>> Begin Material to process

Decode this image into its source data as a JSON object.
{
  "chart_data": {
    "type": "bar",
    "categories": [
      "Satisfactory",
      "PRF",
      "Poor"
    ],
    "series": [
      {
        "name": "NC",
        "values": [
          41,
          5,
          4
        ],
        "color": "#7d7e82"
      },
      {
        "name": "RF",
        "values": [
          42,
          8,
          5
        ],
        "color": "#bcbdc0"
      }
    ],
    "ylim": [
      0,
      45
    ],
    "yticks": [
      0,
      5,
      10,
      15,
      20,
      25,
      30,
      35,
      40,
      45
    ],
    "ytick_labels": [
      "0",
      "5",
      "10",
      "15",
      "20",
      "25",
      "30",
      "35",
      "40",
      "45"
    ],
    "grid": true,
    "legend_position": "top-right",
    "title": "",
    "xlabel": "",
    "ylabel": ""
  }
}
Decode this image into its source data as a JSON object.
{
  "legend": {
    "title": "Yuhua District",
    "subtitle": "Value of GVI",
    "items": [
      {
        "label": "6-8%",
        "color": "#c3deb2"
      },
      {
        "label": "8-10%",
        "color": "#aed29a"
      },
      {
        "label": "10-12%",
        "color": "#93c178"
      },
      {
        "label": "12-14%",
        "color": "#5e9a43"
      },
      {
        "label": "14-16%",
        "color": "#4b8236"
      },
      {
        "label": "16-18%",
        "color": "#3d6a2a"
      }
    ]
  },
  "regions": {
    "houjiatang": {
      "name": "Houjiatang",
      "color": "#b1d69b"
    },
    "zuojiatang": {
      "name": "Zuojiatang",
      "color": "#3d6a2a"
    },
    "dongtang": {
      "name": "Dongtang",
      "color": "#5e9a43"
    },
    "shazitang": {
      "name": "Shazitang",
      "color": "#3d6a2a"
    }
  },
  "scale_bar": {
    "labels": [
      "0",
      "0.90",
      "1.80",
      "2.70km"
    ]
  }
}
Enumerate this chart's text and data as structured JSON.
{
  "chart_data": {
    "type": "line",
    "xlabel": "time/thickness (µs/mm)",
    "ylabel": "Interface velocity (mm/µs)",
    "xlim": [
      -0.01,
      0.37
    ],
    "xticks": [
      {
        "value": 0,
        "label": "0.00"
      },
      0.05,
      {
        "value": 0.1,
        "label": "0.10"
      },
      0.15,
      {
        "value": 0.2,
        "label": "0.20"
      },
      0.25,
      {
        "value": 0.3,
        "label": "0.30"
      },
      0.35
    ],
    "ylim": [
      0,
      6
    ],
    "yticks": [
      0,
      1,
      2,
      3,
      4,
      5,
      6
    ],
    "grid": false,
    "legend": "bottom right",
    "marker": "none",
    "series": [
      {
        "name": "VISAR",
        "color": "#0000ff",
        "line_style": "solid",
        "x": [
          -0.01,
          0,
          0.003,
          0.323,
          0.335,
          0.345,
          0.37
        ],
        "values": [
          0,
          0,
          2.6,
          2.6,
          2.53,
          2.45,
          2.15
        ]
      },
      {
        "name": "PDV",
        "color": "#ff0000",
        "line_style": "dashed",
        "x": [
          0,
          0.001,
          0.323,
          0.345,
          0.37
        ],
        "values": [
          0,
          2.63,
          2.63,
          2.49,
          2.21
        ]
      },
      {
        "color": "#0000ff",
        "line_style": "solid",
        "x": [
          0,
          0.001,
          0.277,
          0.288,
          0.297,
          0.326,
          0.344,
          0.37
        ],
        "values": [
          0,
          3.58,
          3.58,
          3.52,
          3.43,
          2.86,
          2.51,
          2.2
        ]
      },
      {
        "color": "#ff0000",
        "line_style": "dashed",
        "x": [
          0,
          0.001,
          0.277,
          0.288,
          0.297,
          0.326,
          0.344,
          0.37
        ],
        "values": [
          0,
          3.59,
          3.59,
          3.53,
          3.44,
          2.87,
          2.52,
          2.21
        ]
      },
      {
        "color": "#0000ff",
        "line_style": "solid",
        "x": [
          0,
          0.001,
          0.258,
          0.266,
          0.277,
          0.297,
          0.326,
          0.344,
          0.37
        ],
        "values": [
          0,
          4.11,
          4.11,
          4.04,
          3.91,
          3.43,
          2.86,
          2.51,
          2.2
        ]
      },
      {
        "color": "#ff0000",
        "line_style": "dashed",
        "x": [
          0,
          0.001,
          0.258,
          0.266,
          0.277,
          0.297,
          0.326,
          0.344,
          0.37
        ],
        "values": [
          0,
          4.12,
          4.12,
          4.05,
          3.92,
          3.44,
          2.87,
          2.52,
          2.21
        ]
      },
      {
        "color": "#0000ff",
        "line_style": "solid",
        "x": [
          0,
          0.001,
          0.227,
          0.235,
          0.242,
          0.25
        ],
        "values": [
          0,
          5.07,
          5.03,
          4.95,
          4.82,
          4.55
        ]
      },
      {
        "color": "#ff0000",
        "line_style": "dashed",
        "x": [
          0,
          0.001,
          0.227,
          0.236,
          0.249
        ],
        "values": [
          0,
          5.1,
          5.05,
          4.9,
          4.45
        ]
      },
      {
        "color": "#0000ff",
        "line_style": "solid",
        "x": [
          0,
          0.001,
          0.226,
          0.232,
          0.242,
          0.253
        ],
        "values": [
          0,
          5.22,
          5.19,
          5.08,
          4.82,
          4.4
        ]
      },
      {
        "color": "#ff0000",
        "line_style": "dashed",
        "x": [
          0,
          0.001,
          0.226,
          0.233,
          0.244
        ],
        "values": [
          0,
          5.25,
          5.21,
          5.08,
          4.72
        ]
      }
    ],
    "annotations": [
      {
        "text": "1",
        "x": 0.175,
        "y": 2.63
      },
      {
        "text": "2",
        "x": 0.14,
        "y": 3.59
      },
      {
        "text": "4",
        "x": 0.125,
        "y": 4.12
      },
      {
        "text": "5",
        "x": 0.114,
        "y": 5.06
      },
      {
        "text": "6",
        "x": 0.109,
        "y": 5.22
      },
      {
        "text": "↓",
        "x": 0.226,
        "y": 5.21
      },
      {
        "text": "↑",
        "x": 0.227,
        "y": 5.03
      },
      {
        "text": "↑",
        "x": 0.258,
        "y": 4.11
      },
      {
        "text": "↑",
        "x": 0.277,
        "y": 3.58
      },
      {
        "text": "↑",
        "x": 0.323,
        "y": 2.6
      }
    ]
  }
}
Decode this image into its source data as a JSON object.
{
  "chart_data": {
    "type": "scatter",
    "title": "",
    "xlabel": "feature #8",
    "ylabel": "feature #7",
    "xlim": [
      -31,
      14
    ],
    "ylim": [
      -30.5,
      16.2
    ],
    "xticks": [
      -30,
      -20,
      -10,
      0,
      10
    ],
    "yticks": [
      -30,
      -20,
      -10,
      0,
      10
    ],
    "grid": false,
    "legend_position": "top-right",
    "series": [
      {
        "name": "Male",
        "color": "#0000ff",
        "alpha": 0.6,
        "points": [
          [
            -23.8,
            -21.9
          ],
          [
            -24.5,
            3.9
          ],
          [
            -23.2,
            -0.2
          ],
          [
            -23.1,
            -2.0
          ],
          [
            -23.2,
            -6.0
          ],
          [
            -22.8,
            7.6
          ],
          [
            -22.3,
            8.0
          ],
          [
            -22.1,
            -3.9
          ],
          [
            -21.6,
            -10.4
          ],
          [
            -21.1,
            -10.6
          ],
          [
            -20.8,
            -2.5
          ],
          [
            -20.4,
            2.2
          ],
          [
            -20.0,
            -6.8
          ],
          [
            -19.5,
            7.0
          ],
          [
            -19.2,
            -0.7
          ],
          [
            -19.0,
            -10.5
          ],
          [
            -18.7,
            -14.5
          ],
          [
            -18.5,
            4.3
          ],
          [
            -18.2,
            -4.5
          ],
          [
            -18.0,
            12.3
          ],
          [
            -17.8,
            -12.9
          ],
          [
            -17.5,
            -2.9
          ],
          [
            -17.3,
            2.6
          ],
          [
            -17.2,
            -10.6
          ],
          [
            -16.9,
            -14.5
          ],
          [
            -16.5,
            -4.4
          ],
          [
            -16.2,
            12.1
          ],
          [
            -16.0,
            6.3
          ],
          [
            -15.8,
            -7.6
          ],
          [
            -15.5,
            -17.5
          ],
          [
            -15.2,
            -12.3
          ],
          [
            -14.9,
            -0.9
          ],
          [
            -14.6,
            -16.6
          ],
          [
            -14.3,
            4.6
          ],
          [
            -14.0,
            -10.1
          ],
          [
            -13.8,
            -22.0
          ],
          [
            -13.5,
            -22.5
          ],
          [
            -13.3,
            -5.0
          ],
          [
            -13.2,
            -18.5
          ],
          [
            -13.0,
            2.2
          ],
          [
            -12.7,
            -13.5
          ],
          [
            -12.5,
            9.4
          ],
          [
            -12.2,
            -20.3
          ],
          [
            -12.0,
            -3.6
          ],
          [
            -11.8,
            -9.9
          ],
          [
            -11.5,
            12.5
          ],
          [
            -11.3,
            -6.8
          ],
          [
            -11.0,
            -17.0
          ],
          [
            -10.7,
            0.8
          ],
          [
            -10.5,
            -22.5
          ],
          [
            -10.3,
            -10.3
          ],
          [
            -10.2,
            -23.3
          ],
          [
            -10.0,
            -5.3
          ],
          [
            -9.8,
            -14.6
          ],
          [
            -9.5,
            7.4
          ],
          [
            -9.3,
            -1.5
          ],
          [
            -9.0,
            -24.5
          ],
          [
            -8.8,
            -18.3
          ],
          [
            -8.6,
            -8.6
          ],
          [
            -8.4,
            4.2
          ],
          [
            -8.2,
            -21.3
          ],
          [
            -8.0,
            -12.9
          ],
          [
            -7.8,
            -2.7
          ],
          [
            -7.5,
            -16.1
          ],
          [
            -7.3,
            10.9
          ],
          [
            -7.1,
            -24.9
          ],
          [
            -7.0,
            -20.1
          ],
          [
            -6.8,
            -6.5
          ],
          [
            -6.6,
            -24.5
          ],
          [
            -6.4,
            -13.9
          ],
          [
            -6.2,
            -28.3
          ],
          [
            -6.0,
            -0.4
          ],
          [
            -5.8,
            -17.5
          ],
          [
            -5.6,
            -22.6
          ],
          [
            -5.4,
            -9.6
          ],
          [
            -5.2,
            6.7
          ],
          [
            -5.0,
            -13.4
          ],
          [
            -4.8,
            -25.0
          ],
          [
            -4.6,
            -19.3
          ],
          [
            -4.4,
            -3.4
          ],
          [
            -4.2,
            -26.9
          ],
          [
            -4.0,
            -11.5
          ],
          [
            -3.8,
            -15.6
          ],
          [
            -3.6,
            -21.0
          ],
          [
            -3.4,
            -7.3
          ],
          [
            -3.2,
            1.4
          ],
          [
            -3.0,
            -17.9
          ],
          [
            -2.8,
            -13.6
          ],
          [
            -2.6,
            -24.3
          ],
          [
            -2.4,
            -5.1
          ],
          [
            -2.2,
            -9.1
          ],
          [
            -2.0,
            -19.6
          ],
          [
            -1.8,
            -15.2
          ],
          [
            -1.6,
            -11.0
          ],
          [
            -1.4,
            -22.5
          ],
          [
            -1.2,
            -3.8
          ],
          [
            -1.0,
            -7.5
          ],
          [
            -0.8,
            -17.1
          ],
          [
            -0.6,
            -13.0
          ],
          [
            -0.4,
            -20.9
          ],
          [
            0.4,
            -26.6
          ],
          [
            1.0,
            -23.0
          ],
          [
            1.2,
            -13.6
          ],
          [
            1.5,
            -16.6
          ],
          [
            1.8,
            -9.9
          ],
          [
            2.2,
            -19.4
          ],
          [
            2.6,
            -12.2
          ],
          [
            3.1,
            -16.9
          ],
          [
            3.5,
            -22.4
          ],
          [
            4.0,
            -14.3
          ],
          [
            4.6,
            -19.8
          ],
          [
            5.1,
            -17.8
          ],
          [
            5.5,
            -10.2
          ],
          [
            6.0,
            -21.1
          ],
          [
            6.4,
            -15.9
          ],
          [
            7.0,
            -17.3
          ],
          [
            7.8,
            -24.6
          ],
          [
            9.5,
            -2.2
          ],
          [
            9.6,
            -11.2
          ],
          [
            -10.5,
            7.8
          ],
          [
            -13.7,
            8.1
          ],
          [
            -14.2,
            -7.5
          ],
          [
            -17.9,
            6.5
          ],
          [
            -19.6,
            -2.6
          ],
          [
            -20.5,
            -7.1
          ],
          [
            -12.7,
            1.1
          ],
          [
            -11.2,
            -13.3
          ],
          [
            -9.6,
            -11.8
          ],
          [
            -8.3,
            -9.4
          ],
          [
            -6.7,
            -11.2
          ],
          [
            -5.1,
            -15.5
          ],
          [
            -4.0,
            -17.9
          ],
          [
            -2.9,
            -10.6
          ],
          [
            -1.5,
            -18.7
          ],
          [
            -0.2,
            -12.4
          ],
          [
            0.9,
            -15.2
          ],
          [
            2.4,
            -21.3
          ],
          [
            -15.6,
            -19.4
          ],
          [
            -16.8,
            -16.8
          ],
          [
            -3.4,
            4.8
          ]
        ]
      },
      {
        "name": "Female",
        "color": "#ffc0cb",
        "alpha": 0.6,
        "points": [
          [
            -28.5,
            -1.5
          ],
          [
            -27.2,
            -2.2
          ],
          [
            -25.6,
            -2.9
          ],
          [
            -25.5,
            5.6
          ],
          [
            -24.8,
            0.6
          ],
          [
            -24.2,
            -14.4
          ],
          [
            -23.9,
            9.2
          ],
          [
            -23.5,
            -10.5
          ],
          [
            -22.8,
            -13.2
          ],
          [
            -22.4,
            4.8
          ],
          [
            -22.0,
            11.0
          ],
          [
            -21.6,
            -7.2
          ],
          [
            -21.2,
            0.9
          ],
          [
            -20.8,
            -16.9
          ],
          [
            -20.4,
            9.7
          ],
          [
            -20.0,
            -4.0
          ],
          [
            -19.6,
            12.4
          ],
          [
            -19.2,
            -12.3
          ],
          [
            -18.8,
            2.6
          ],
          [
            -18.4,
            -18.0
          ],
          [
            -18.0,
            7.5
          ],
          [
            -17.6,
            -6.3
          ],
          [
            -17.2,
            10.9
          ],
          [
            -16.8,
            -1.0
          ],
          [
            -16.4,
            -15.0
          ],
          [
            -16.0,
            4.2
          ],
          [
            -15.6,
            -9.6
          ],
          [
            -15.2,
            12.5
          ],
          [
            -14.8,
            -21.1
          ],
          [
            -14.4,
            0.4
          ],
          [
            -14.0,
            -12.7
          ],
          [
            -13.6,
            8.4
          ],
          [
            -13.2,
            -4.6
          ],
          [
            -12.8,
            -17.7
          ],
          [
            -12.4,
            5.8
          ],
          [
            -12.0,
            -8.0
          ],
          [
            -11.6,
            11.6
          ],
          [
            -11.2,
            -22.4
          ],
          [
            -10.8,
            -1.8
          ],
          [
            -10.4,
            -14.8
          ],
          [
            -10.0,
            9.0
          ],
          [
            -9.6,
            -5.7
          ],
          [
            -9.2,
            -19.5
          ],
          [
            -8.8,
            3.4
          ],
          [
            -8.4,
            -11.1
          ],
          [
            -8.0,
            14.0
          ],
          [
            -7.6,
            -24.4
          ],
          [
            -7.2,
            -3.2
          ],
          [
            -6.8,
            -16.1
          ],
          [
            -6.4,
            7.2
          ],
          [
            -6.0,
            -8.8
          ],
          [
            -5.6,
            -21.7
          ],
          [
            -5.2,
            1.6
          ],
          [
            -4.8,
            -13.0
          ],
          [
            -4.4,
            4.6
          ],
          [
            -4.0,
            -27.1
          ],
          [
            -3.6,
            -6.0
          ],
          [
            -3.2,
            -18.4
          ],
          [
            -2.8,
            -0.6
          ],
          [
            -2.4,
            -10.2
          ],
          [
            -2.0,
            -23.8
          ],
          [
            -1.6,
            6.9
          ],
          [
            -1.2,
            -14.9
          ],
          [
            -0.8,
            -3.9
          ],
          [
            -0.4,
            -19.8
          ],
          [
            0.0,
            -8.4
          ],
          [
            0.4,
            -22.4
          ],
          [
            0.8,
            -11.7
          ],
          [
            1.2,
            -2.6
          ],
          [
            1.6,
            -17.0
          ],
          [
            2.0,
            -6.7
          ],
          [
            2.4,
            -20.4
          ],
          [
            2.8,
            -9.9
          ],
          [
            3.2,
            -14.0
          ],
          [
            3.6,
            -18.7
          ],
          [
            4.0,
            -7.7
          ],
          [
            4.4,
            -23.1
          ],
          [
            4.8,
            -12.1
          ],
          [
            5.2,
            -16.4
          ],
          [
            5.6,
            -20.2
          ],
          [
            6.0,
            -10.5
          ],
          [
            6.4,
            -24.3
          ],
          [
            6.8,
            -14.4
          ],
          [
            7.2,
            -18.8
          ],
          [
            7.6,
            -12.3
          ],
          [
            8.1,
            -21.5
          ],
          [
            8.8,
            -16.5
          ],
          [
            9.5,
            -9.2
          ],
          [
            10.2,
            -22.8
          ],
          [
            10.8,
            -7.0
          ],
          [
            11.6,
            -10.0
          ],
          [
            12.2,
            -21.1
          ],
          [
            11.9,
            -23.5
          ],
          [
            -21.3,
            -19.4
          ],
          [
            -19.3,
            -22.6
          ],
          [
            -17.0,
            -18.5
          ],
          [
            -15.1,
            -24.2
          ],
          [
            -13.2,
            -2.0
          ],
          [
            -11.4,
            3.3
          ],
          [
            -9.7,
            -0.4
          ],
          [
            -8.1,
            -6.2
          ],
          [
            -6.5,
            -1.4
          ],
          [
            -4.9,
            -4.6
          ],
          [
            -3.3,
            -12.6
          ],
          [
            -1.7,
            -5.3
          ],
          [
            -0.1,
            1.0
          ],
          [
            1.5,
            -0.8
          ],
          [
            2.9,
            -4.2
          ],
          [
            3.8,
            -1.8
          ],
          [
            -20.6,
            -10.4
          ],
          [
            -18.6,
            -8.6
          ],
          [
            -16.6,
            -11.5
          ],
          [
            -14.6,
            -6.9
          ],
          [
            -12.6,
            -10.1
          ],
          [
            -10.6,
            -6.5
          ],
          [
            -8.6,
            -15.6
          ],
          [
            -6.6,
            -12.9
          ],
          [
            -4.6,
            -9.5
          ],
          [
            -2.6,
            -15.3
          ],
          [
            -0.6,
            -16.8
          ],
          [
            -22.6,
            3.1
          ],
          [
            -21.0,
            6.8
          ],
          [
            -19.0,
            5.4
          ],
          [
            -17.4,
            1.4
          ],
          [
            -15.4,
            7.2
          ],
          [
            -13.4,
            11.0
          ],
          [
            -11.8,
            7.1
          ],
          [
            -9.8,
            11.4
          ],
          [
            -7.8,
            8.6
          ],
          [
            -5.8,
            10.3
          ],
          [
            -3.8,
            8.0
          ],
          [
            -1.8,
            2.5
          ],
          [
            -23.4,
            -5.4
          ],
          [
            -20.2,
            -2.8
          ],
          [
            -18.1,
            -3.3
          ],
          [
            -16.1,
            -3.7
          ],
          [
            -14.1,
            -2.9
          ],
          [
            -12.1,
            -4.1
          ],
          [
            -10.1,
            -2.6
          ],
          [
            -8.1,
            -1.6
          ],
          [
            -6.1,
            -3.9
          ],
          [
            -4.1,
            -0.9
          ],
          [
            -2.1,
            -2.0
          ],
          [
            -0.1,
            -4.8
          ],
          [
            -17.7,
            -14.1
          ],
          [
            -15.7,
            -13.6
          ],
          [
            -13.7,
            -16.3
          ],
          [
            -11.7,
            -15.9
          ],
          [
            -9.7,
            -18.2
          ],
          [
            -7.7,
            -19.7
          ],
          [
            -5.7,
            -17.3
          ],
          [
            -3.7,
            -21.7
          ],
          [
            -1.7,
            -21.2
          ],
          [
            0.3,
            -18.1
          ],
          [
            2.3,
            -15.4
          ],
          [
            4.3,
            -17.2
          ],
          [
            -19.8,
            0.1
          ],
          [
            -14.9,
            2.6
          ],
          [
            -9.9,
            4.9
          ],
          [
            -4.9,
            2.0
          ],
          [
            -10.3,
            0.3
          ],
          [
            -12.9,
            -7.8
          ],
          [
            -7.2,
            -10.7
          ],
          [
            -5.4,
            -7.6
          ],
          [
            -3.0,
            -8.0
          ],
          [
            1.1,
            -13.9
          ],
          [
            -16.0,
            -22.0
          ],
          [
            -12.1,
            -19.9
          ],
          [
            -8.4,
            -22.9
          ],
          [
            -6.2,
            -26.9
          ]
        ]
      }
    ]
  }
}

>> End Material to process

All lines above with "xlabel" in them should be returned.

Result for this exercise:
    "xlabel": "",
    "xlabel": "time/thickness (µs/mm)",
    "xlabel": "feature #8",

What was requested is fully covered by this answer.